Extracts from a graphics dataset:
# # #
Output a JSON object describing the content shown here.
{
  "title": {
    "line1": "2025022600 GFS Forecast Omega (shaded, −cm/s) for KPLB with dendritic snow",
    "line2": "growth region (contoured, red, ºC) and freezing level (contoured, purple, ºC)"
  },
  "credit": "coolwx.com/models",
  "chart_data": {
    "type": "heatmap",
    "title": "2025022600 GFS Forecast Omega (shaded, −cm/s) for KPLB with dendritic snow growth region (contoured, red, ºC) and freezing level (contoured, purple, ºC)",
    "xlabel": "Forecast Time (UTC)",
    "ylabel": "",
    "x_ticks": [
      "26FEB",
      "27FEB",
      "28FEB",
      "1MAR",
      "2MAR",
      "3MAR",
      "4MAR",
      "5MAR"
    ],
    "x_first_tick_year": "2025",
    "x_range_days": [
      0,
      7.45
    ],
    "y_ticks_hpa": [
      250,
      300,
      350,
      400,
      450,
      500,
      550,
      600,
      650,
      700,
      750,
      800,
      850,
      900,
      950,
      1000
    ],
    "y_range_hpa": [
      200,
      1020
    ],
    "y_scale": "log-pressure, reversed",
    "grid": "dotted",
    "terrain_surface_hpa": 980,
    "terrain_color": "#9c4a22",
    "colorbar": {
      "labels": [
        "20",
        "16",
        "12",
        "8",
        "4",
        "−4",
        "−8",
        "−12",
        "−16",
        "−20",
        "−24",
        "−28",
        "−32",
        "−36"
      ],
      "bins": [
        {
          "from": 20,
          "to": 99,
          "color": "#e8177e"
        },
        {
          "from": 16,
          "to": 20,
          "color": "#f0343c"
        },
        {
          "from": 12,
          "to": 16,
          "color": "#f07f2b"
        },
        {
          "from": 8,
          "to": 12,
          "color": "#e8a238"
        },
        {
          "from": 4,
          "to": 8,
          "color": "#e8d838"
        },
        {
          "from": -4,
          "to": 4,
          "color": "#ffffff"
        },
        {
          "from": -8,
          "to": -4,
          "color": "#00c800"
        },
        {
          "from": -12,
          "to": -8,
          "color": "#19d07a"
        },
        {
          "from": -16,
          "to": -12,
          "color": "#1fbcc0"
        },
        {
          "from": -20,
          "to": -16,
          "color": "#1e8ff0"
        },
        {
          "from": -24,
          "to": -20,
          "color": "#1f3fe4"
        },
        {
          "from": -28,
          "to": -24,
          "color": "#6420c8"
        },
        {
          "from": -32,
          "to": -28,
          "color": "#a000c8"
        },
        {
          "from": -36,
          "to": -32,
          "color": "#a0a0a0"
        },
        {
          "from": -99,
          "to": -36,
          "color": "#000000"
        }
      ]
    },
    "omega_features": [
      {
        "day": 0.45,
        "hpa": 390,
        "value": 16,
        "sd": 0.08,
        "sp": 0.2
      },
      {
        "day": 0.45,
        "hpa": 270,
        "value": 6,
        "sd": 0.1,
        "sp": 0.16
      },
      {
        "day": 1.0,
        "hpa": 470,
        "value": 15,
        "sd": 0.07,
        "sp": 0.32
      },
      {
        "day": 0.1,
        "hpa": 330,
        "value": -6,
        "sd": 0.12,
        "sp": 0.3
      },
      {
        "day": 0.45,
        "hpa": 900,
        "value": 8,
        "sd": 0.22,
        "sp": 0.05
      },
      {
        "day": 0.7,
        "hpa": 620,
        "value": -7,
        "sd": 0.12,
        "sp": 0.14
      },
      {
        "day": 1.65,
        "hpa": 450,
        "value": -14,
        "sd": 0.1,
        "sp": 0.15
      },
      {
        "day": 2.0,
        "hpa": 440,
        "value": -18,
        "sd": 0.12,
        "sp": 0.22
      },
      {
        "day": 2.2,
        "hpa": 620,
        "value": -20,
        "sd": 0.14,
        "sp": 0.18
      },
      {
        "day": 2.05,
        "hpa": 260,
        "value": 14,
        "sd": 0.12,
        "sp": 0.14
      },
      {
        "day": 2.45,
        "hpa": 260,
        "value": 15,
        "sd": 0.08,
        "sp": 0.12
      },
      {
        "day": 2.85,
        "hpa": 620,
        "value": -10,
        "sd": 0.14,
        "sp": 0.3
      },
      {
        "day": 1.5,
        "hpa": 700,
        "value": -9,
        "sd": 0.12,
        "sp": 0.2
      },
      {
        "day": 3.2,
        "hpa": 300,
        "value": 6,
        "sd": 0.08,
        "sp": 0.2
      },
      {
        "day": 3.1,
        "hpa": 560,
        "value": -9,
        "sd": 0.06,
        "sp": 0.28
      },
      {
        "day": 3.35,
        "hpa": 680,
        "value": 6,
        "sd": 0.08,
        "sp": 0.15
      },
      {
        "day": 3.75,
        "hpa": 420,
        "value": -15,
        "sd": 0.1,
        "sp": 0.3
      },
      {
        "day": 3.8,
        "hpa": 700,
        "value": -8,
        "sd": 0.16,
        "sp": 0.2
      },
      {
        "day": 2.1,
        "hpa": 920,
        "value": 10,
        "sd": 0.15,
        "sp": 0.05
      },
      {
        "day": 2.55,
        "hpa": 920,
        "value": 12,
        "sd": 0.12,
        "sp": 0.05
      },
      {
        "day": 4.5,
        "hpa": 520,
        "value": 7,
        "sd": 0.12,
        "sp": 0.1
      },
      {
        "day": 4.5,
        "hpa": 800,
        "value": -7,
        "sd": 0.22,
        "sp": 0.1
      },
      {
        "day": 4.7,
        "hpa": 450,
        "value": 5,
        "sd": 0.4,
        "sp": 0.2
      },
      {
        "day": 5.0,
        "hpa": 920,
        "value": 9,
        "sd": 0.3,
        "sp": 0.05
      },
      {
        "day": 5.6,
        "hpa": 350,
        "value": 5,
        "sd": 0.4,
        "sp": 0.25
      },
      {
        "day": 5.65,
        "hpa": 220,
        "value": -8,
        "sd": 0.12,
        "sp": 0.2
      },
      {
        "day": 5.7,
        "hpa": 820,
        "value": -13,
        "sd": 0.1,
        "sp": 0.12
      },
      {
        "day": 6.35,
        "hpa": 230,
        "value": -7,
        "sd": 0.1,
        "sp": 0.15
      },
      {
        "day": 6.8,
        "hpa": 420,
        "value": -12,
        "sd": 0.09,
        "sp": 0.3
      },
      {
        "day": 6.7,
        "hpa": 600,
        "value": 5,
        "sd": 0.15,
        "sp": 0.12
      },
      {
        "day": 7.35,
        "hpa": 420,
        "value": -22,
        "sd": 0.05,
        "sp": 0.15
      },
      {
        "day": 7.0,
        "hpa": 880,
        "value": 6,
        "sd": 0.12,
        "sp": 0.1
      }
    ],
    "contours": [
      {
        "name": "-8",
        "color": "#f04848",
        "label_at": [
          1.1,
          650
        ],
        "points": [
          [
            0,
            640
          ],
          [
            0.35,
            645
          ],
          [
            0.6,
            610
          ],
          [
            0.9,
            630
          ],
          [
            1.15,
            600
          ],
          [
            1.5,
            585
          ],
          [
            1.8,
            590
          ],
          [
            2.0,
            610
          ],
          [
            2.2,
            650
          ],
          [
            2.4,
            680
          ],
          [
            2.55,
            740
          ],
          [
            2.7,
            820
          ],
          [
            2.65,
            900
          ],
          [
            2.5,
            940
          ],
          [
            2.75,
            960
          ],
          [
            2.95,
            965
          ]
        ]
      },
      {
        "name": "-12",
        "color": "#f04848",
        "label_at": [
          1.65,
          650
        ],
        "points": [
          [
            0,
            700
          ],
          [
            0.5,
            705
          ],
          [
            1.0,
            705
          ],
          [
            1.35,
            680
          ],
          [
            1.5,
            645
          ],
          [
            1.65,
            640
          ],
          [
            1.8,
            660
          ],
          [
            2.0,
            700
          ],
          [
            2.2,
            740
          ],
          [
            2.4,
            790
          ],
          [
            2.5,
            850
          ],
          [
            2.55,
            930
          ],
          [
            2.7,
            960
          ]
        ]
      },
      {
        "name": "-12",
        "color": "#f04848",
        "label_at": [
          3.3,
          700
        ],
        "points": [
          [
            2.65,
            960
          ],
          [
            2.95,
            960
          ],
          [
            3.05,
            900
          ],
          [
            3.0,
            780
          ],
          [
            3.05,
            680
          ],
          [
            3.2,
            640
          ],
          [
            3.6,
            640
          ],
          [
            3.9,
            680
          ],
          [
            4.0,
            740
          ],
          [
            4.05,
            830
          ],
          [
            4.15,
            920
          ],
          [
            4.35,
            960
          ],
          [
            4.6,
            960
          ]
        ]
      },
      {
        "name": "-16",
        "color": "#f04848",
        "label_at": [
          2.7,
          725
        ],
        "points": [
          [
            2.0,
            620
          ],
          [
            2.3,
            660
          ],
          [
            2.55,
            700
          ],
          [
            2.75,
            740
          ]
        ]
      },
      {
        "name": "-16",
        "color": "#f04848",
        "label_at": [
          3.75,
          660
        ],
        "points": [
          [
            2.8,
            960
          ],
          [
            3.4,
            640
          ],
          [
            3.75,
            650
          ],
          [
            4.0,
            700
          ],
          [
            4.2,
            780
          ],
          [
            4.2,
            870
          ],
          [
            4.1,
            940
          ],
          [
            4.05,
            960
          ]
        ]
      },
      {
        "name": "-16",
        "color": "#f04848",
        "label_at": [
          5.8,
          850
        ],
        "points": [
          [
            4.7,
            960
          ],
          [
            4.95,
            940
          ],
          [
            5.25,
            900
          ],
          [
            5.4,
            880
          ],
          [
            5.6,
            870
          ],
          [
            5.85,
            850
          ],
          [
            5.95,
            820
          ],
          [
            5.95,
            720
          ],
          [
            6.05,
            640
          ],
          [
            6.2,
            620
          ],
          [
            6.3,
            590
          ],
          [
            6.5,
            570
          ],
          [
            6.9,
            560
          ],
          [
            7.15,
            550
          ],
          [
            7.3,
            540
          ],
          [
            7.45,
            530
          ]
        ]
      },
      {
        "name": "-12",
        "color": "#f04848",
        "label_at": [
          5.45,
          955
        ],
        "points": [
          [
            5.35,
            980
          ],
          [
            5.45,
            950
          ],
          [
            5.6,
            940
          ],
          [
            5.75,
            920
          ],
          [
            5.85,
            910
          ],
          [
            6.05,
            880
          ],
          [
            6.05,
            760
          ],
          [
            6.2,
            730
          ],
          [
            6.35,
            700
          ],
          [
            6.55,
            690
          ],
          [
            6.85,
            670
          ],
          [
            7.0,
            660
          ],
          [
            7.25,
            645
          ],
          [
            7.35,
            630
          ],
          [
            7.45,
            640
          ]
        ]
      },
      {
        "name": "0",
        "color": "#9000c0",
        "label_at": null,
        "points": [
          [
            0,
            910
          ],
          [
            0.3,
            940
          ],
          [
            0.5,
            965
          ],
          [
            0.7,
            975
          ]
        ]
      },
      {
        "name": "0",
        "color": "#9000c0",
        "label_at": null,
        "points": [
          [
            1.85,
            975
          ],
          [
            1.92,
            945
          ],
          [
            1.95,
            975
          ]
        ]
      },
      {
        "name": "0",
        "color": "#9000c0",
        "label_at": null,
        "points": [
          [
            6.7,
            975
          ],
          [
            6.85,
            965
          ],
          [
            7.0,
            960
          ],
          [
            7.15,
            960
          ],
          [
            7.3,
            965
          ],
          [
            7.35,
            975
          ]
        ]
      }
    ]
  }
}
# # #
* WHAT THE TASK REQUIRES:
How many of the lines above include the string "purple"? Answer with the number only.

* ANSWER TO THE TASK:
2